— START DOCUMENT SECTION —

Women’s soccer at the international level continues to evolve. Fifteen years ago, there were only a couple of teams that would have a legitimate chance to win a world championship. Currently, there are half a dozen teams that on any given day could win the event, perhaps even one or two more. The increasingly competitive arena, coupled with the fact that the United States have not been winning on a consistent basis, have caused many to evaluate carefully how we are identifying and developing players here in this country. We have been able to learn a lot by observing the training and playing environments of the different countries that we are competing against.
During the last Women’s World Cup, the United States displayed a very determined, yet predictable style of play. In an analysis of their semi-final match played against Brazil, they had nineteen attempts where they had possession coming out of their defensive third of the field. One of their backs had the ball, and there was a build-up leading to that possession. From this situation, they were only able to play through the three lines (positions) of the field one time successfully. This direct style reflected the lack of ability and willingness to solve the problems in the game with creativity and skill. Instead, they determine to solve the game with their athleticism, and play directly in to the forwards, or even directly over the opposing backs. The result is a very predictable attack that is easy to figure out and adjust to. As the other countries have increased their athleticism, this solution to the game becomes less effective, as was seen in that emphatic win by Brazil.
It is to be noted that one year later, under the direction of a new coach, the US women were able to capture the gold medal in the Olympics, by playing a much more indirect style, relying on a more sophisticated attack, which relied less on the athletic dimension. However, it was not as an emphatic win as it has been in the past as the U.S. lost their first game in group play to Norway, and failed to develop a consistency in their style of play against the top level teams. Their mental toughness carried them through several contests, as well as some spectacular play by some individuals in defense.

— END DOCUMENT SECTION —

§ PROBLEM STATEMENT
Write the next part of the passage on the U.S. women's national soccer team, picking up after its final sentence.

— START DATA LISTING —

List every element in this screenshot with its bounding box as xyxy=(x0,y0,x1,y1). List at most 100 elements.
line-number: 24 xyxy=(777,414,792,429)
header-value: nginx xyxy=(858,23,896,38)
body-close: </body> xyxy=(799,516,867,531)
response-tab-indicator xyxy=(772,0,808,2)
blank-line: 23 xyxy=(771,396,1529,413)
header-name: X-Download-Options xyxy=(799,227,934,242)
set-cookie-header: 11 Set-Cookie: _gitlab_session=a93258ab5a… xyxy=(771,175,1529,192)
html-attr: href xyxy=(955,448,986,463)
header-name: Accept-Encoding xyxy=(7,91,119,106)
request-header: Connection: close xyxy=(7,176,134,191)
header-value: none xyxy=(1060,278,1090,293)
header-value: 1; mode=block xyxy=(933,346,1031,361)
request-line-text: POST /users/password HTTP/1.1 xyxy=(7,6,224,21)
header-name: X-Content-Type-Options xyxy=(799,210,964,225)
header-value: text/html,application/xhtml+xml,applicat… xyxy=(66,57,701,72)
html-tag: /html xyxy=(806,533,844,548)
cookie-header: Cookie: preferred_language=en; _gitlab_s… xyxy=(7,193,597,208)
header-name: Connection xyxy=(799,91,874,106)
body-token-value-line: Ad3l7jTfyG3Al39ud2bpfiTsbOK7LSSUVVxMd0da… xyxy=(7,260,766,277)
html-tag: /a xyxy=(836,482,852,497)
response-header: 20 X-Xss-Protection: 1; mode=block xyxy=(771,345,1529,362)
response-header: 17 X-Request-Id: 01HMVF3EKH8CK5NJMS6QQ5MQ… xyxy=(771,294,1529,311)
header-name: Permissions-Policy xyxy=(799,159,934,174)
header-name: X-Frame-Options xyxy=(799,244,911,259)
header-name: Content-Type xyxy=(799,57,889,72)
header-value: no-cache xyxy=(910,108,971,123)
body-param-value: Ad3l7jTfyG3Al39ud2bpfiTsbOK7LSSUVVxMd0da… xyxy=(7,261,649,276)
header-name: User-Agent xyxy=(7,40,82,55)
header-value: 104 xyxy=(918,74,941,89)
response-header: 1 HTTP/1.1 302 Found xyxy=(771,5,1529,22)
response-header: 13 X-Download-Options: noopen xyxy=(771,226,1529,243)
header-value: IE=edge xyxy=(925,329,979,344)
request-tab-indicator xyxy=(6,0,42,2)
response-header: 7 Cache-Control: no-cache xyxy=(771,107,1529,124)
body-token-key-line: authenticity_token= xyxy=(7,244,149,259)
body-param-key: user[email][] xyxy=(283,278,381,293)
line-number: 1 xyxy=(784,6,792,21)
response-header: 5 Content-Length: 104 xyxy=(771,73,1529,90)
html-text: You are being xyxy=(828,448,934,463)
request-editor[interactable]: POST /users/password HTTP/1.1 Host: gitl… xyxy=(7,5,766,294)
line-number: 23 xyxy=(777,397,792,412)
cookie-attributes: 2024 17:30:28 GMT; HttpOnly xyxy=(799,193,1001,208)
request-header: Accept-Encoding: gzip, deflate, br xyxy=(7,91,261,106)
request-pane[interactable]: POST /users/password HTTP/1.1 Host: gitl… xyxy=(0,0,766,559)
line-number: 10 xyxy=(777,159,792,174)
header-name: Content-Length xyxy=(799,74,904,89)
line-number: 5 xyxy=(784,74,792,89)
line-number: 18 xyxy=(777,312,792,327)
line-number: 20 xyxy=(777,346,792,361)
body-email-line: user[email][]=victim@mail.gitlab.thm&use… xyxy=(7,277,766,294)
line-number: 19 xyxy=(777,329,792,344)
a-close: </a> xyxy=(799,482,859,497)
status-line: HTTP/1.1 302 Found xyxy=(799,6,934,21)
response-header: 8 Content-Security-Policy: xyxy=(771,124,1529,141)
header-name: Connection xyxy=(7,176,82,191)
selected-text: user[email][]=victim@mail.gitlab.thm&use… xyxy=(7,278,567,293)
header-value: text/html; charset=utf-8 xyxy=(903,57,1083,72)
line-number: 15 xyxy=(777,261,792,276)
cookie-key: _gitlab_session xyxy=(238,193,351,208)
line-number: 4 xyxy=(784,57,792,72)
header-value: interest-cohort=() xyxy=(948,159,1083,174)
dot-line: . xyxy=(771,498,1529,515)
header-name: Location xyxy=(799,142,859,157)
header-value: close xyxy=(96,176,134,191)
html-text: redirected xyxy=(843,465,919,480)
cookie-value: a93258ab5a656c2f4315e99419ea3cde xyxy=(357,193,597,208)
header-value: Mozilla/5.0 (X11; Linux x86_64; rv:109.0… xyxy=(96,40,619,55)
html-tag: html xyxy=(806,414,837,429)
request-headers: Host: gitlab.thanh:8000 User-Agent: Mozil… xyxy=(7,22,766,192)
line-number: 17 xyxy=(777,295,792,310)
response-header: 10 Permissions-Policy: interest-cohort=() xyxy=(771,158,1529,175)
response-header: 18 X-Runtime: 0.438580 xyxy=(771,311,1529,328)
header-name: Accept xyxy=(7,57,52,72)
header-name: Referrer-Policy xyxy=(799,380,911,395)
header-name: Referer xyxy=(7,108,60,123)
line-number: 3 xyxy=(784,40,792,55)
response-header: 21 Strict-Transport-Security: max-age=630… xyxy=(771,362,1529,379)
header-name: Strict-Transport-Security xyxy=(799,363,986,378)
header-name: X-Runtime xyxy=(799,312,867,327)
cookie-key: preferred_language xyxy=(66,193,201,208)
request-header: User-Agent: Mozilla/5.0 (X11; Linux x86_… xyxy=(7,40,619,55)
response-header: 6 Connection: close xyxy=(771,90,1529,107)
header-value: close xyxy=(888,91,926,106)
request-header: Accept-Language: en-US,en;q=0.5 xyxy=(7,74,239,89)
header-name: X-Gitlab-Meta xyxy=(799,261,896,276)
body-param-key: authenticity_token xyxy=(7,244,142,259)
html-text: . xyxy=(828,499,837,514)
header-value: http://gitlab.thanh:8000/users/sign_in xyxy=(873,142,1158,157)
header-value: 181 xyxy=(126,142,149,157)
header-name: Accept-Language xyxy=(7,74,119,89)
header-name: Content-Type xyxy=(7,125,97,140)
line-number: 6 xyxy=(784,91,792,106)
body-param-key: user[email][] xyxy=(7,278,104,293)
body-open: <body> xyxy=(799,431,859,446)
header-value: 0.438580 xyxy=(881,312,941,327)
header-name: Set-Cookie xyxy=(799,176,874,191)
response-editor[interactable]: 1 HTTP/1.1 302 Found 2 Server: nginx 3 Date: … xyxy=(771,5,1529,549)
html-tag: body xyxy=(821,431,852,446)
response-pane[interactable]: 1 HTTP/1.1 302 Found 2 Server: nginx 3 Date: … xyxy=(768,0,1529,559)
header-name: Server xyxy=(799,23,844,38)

— END DATA LISTING —

§ RESULT
As a result, the continued cycle of player identification and development takes on an even greater significance. As mentioned above, the US lacks the creative-technical player that the top teams in the world have. We must take a close look at the standard training model that is used in this country. Over reliance on coach centered training has failed to produce the kind of player that is needed in order to continue to excel at the international level in women’s soccer. This type of training is part of our sporting culture here in this country. A casual observation of our major sports that are covered by the media reveals teams that are led by strong coaches, and it is this coach’s way that is often given the most credibility. Just notice how often the camera focuses in on the coach during an American football, basketball, or baseball game being covered on television. In contrast, when you watch a soccer game on television in Brazil, the coach is rarely shown on screen. When he is, it is usually in relation to a goal or spectacular play, as he celebrates with the other bench personnel. It is either that, or the camera finds him sitting on the bench and taking notes as he observes the team playing in the game. Clearly, in those cultures, it is a players’ game. As a result, the players are determined, skillful, take initiative to solve problems and make decisions. True, there is a team tactic that is followed, often determined with input from the coach, but it is clear that the players are the one to implement the plan, and are mostly free from interference by the coach during the game.
This is the game that has evolved to what we know as the modern game of international soccer. It is a player-centered game. Now, the coaching methodology used to prepare players to excel in this game needs to evolve as well. Reliance on coach centered, drill oriented training is not an effective way to produce those characteristics that are needed. Instead, a player-centered, games approach needs to be the methodology used. Creative, skillful players will be the outcome. These are the players that are exciting to watch, and effective at solving the problems presented to them in the game.